→ **TASK INSTRUCTIONS**: Examine the entries and show every line in which the word "расположенным" is found.

Stored entries:
------------------------------------------------------------------------
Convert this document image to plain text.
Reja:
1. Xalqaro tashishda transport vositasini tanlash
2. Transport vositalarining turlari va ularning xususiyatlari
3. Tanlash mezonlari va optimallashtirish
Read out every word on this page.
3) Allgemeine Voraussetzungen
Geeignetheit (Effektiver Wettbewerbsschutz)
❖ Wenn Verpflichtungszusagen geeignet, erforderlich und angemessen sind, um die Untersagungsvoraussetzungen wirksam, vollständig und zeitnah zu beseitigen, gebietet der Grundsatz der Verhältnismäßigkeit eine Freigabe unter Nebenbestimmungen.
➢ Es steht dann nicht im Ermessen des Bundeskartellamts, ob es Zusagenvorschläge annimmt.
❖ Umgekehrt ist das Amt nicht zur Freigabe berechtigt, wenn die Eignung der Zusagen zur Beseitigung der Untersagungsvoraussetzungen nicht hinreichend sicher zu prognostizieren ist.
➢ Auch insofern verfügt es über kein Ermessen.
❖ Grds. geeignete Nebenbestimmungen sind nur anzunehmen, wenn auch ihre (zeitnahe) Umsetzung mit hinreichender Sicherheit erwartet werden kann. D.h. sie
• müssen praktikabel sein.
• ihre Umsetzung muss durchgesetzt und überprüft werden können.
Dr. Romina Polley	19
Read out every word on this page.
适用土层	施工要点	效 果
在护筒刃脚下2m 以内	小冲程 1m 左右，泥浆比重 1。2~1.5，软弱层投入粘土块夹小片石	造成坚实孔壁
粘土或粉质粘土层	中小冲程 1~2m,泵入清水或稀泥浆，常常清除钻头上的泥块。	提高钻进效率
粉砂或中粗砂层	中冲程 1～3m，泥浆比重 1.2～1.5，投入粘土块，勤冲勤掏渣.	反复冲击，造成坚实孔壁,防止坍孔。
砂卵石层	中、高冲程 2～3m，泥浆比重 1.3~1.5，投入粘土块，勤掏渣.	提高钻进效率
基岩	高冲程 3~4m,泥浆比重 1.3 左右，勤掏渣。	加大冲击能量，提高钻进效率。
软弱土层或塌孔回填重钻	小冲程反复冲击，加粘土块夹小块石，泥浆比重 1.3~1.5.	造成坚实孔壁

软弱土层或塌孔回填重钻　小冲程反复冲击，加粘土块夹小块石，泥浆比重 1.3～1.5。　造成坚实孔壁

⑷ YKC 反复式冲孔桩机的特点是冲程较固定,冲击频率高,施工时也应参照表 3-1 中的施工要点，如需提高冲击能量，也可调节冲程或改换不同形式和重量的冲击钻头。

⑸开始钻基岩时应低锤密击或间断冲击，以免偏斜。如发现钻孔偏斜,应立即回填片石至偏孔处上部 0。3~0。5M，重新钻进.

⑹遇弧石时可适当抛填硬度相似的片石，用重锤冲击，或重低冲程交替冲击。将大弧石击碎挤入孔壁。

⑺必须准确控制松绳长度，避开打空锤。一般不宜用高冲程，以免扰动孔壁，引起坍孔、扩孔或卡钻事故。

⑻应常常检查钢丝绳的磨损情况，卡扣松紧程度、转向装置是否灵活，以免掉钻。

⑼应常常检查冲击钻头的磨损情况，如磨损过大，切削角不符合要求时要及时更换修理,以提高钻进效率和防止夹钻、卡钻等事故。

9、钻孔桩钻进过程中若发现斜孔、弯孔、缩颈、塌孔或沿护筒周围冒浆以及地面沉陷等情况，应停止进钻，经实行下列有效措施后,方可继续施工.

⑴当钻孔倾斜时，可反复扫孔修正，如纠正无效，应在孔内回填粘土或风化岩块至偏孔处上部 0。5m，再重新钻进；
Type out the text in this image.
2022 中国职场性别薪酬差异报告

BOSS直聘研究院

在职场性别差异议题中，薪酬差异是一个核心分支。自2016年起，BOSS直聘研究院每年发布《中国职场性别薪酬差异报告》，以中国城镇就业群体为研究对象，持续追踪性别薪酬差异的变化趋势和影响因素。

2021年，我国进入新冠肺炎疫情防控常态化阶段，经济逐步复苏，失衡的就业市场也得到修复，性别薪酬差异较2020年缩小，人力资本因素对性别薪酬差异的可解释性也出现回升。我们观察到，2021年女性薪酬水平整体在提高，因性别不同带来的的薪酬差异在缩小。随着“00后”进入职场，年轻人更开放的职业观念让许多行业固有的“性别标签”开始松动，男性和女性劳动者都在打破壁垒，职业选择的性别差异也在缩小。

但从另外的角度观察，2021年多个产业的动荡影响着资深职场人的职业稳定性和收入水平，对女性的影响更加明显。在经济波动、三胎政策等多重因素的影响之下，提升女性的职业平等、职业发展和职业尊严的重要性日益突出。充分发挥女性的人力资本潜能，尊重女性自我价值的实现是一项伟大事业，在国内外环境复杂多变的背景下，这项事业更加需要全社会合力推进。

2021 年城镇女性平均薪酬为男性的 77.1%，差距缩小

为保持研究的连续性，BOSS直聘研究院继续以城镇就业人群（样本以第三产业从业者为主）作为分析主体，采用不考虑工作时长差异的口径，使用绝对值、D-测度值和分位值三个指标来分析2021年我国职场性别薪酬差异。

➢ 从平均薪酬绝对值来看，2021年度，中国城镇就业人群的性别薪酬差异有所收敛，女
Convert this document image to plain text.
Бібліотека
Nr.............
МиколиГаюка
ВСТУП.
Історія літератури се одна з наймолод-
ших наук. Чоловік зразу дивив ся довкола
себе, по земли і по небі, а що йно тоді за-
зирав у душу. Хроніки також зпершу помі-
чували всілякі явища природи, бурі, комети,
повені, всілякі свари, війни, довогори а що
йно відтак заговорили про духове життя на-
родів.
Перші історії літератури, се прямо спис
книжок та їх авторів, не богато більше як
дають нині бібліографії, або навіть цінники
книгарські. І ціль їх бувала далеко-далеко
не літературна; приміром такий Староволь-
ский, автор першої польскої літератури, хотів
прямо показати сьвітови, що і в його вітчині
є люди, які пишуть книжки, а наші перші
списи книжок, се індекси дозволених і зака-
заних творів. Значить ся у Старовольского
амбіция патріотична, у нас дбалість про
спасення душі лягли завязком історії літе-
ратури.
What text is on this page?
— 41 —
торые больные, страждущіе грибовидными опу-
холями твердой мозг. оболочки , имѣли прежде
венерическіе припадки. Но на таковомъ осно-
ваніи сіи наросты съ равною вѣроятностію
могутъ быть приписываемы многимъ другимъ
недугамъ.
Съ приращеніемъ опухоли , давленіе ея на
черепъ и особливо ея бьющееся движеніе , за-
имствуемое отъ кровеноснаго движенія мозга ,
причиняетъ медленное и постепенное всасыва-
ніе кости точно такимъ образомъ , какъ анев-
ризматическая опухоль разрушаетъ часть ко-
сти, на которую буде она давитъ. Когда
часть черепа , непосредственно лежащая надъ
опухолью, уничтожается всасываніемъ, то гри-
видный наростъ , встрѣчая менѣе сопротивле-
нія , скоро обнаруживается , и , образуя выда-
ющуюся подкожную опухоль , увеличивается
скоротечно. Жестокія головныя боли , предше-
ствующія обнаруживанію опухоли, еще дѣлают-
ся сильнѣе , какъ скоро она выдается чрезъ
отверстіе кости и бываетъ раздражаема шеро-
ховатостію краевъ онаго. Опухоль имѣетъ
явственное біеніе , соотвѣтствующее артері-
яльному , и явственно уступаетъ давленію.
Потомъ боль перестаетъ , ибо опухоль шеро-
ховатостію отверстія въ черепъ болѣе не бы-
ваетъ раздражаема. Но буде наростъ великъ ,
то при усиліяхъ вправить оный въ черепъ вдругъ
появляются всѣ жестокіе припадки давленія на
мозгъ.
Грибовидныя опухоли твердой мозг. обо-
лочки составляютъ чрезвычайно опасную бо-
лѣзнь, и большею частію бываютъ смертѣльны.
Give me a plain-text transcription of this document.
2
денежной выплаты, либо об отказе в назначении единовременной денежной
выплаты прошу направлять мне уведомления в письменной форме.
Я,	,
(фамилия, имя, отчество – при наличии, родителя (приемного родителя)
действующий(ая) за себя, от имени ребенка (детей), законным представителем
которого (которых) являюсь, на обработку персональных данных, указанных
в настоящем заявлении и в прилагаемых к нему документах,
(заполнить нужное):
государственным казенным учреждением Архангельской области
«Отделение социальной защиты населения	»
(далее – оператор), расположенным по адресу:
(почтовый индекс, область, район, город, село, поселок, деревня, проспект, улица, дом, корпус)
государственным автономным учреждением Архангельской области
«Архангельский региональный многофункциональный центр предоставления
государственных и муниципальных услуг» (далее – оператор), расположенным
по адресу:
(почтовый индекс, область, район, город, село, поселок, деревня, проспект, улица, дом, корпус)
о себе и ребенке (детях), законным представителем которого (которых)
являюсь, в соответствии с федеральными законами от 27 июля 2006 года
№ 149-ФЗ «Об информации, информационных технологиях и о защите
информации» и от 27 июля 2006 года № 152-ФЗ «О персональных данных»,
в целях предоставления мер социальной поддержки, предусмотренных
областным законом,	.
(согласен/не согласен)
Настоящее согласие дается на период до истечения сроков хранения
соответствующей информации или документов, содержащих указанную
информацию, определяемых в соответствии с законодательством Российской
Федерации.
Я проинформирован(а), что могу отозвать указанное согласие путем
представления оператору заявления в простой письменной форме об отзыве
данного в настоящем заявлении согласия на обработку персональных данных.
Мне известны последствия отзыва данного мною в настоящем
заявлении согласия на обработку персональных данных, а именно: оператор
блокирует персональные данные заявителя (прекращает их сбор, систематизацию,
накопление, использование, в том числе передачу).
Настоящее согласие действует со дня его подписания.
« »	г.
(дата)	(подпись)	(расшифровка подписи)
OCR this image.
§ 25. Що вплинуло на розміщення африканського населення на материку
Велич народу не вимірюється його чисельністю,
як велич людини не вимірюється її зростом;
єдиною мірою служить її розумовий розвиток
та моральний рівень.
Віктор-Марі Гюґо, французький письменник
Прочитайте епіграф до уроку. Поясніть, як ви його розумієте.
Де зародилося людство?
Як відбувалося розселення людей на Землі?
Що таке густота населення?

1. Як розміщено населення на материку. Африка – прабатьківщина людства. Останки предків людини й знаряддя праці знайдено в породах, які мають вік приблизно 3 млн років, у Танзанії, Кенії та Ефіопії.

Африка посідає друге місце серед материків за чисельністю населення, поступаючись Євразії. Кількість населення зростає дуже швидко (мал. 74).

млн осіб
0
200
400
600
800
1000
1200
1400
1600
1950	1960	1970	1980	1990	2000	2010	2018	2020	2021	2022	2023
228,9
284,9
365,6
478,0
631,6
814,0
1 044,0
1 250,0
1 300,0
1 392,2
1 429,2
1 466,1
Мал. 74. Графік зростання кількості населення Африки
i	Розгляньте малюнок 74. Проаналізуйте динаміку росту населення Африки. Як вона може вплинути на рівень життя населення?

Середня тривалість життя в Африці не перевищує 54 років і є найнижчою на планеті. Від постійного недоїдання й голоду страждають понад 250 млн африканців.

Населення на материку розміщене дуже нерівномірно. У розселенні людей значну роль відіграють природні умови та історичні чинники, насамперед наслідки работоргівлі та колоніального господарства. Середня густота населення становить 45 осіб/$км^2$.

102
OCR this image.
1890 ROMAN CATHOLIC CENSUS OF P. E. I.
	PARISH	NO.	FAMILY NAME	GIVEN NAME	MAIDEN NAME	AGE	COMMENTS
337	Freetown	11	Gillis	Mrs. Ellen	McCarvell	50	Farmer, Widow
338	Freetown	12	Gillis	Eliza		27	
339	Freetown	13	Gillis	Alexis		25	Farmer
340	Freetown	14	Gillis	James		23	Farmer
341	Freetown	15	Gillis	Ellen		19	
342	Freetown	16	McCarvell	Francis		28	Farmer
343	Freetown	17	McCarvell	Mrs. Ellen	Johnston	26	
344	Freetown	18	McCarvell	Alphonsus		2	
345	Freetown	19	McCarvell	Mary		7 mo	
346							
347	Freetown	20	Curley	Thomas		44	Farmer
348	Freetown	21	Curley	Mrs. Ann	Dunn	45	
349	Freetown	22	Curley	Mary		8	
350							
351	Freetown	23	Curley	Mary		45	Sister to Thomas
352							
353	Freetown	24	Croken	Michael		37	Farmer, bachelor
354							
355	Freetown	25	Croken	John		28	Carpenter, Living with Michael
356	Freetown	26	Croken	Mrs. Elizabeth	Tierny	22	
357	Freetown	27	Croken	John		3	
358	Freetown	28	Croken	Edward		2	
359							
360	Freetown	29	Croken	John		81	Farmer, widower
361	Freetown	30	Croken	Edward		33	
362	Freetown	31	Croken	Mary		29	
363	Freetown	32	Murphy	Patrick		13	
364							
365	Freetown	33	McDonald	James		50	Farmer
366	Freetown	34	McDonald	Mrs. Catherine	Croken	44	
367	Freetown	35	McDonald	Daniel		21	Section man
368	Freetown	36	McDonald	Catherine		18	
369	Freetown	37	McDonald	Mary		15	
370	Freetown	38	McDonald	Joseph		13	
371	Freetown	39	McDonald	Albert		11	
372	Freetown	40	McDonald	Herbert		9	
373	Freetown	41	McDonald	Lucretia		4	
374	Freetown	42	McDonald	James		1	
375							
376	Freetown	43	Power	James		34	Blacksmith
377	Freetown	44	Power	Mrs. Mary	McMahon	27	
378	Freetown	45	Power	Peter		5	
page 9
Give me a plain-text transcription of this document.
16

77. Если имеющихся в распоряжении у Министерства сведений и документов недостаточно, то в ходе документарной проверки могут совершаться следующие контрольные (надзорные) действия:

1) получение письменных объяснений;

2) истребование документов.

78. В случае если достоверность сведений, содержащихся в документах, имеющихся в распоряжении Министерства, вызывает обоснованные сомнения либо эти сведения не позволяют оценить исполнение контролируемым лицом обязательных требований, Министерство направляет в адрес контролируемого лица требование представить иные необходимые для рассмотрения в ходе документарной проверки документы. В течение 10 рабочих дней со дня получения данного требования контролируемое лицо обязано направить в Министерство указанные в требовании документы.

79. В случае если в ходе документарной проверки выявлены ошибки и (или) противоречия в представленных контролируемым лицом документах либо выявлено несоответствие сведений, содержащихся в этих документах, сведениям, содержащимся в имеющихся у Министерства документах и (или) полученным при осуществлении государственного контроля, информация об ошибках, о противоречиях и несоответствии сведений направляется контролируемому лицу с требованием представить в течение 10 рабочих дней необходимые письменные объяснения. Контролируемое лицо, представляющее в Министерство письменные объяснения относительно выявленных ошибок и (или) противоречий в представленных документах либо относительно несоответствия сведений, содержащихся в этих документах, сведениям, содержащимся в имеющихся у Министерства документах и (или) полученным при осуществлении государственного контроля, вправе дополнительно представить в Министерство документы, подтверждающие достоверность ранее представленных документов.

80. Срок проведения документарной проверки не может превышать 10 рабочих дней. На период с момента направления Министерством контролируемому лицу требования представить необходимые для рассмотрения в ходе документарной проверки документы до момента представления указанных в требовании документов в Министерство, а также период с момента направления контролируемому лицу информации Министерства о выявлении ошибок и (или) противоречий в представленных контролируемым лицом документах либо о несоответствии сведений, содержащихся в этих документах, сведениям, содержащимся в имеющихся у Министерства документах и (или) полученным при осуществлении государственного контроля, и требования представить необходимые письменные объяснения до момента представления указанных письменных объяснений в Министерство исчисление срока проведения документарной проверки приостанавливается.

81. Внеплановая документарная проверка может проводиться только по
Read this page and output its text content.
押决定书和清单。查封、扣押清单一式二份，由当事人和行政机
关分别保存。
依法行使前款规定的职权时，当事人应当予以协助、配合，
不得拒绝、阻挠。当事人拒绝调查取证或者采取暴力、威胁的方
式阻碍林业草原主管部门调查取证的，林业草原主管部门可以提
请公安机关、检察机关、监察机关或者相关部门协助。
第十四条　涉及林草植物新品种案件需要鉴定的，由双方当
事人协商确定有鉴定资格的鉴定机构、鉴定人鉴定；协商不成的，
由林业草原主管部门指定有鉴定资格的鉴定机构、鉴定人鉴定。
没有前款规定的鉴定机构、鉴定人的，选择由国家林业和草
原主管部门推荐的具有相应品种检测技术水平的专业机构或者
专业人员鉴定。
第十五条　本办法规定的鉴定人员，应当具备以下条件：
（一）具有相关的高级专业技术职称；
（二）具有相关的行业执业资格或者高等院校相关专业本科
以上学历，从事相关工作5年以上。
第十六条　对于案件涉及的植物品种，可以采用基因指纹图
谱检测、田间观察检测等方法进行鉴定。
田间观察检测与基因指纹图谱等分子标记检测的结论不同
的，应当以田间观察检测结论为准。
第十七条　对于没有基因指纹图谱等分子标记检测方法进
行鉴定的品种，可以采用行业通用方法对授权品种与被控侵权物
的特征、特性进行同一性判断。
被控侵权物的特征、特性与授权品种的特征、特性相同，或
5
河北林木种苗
------------------------------------------------------------------------
→ **WORKED ANSWER**:
(далее – оператор), расположенным по адресу:
государственных и муниципальных услуг» (далее – оператор), расположенным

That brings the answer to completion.